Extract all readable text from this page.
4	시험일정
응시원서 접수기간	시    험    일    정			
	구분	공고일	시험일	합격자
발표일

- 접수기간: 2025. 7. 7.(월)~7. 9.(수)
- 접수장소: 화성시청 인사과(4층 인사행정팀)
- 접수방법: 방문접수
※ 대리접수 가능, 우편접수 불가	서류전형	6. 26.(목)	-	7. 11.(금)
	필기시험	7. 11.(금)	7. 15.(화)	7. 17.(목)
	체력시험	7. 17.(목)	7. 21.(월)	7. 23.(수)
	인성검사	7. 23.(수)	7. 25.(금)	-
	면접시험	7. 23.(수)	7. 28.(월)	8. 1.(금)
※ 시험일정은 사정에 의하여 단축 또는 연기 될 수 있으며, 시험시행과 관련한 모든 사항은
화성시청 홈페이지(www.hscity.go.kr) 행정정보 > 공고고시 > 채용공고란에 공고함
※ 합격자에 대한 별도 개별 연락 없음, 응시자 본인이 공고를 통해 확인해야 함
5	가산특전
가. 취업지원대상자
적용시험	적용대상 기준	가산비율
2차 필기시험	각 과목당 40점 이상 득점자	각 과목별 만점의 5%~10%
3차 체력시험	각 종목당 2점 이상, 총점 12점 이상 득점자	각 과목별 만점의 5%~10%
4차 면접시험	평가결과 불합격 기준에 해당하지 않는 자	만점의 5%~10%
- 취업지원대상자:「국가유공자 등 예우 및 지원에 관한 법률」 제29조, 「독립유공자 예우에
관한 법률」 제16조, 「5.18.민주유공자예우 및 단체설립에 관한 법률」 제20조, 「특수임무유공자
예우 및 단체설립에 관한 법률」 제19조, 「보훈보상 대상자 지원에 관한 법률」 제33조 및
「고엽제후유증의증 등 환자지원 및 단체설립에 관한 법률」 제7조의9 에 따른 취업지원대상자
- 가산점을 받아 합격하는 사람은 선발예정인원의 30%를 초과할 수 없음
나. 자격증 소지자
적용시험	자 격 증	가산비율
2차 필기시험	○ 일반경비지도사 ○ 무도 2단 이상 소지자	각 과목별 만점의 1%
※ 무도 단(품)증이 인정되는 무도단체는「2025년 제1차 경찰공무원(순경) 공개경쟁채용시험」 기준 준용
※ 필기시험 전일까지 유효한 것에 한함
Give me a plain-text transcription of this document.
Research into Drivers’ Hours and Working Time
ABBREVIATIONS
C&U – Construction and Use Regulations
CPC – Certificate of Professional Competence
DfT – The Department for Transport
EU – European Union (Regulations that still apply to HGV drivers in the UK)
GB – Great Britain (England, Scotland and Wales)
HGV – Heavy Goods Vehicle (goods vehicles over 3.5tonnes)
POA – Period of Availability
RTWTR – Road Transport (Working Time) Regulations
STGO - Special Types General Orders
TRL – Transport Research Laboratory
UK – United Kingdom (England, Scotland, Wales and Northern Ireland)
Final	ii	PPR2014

- [Set problem]:
Beginning at the line that holds "Give me a plain-text", write out word for word each line through the end of the records.

- [The answer]:
Give me a plain-text transcription of this document.
Research into Drivers’ Hours and Working Time
ABBREVIATIONS
C&U – Construction and Use Regulations
CPC – Certificate of Professional Competence
DfT – The Department for Transport
EU – European Union (Regulations that still apply to HGV drivers in the UK)
GB – Great Britain (England, Scotland and Wales)
HGV – Heavy Goods Vehicle (goods vehicles over 3.5tonnes)
POA – Period of Availability
RTWTR – Road Transport (Working Time) Regulations
STGO - Special Types General Orders
TRL – Transport Research Laboratory
UK – United Kingdom (England, Scotland, Wales and Northern Ireland)
Final	ii	PPR2014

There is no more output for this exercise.